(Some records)
....
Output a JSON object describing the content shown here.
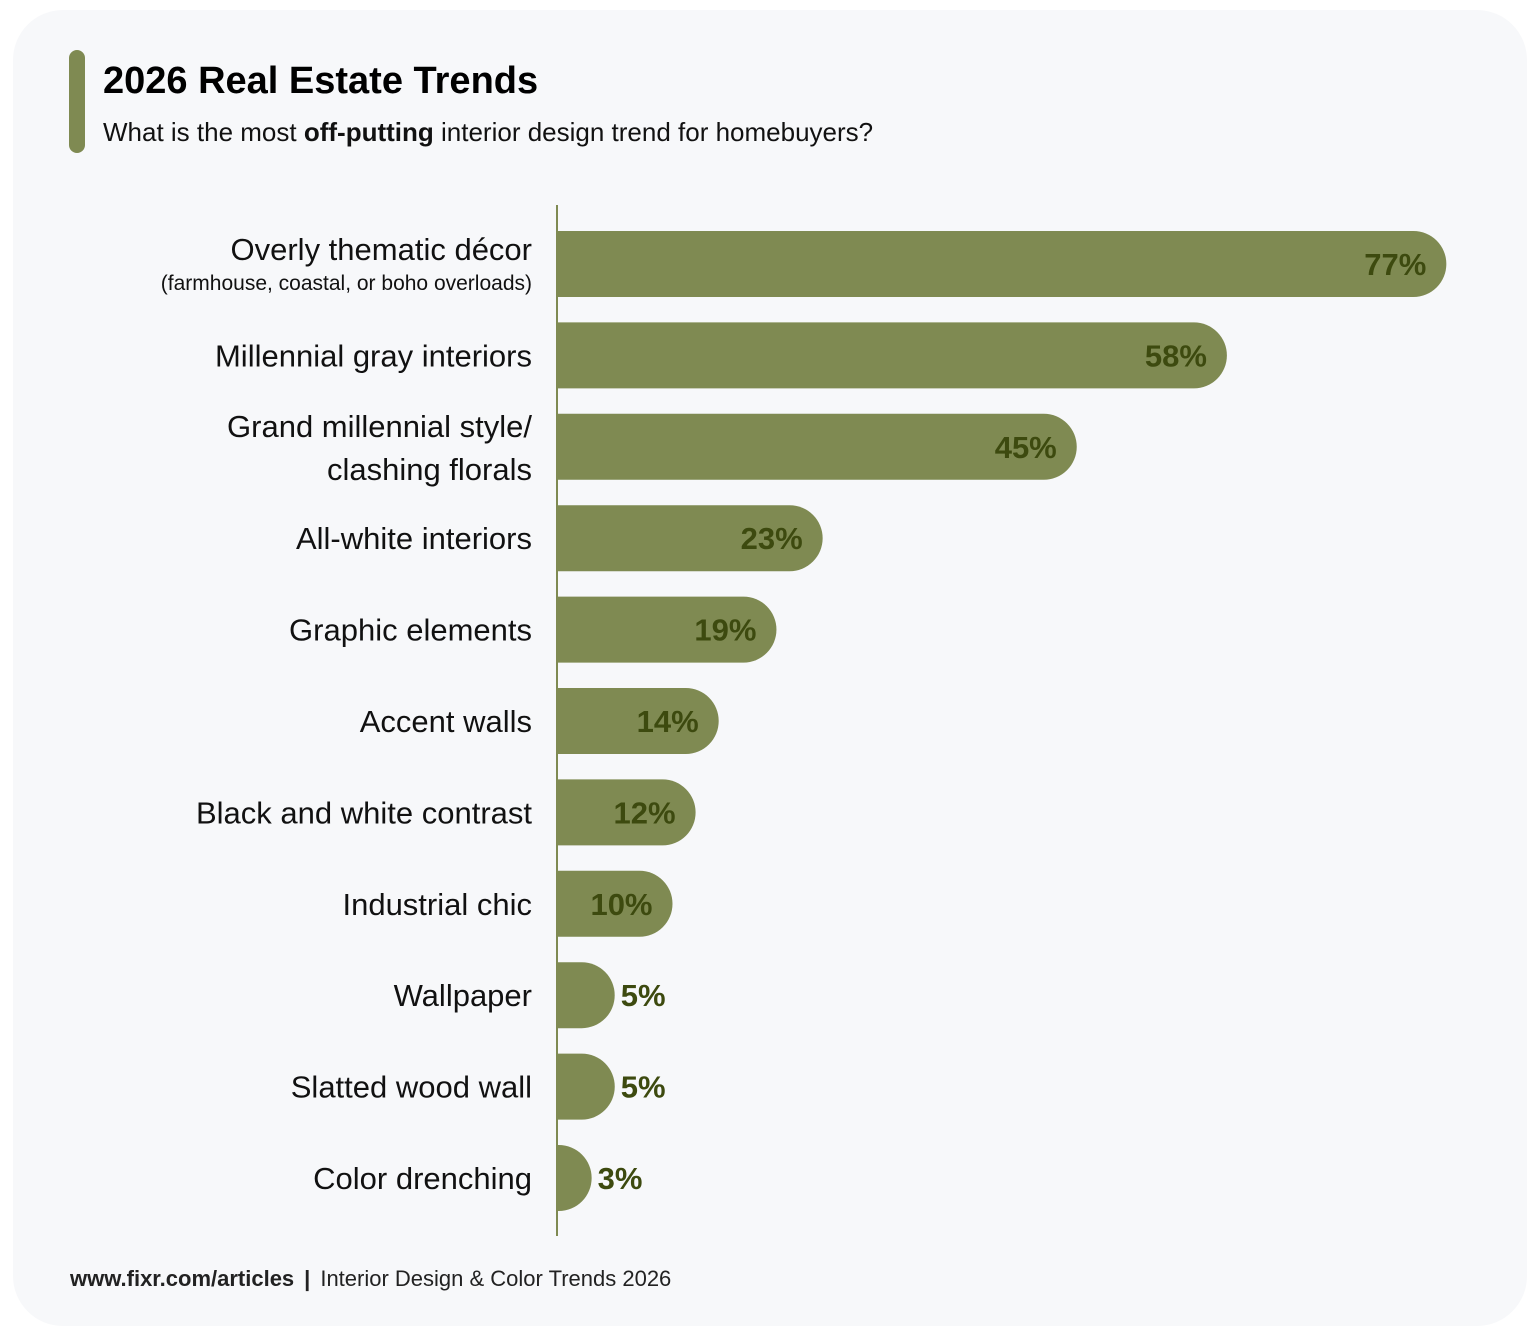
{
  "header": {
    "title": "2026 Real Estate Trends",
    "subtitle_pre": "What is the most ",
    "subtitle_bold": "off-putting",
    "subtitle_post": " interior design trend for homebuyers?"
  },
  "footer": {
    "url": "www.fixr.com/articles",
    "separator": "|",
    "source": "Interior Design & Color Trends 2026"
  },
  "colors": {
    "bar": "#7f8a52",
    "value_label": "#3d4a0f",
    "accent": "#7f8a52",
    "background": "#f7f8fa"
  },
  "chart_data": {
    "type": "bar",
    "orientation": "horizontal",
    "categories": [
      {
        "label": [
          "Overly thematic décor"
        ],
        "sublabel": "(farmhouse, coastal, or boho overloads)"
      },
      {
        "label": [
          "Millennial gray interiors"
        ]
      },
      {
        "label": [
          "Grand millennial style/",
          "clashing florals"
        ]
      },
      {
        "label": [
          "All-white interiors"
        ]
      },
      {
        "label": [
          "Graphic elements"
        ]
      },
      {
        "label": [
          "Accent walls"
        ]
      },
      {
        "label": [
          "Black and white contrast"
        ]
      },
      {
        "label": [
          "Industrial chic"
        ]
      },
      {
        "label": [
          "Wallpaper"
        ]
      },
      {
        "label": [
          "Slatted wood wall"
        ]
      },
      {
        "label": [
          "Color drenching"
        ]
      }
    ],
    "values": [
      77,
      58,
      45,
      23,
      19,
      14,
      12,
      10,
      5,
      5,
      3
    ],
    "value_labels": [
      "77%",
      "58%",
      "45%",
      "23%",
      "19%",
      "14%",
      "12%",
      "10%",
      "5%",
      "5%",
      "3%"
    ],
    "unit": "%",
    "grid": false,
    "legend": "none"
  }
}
....
> **TASK DESCRIPTION**:
Above are some records. Count the lines among them with the word "Trends", and answer with the number only.

> **REPLY**:
2